Objective: Write the records below out in full, character for character, with no pictures.

Collection entries
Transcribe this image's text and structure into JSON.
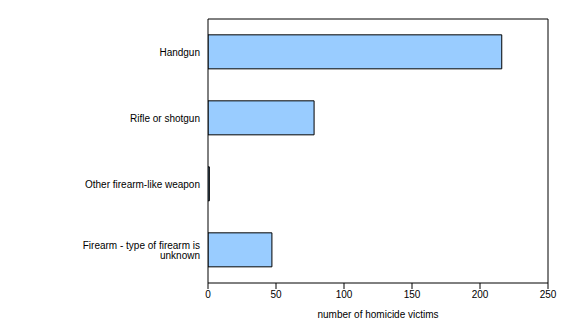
{
  "chart_data": {
    "type": "bar",
    "orientation": "horizontal",
    "categories": [
      "Handgun",
      "Rifle or shotgun",
      "Other firearm-like weapon",
      "Firearm - type of firearm is unknown"
    ],
    "values": [
      216,
      78,
      1,
      47
    ],
    "color": "#99ccff",
    "xlabel": "number of homicide victims",
    "xlim": [
      0,
      250
    ],
    "xticks": [
      0,
      50,
      100,
      150,
      200,
      250
    ],
    "grid": false
  }
}
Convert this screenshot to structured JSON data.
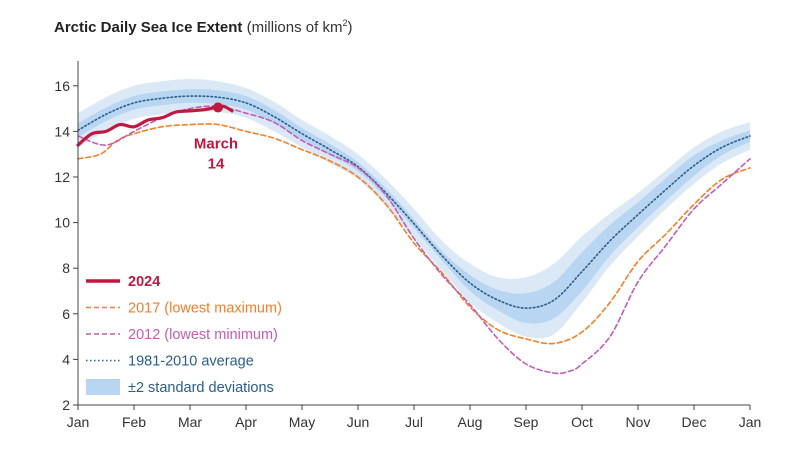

Output for this exercise:
Transcribe this image's text and structure into JSON.
{
  "chart_data": {
    "type": "bar",
    "orientation": "horizontal",
    "categories": [
      "Handgun",
      "Rifle or shotgun",
      "Other firearm-like weapon",
      "Firearm - type of firearm is unknown"
    ],
    "values": [
      216,
      78,
      1,
      47
    ],
    "color": "#99ccff",
    "xlabel": "number of homicide victims",
    "xlim": [
      0,
      250
    ],
    "xticks": [
      0,
      50,
      100,
      150,
      200,
      250
    ],
    "grid": false
  }
}
Convert this screenshot to structured JSON data.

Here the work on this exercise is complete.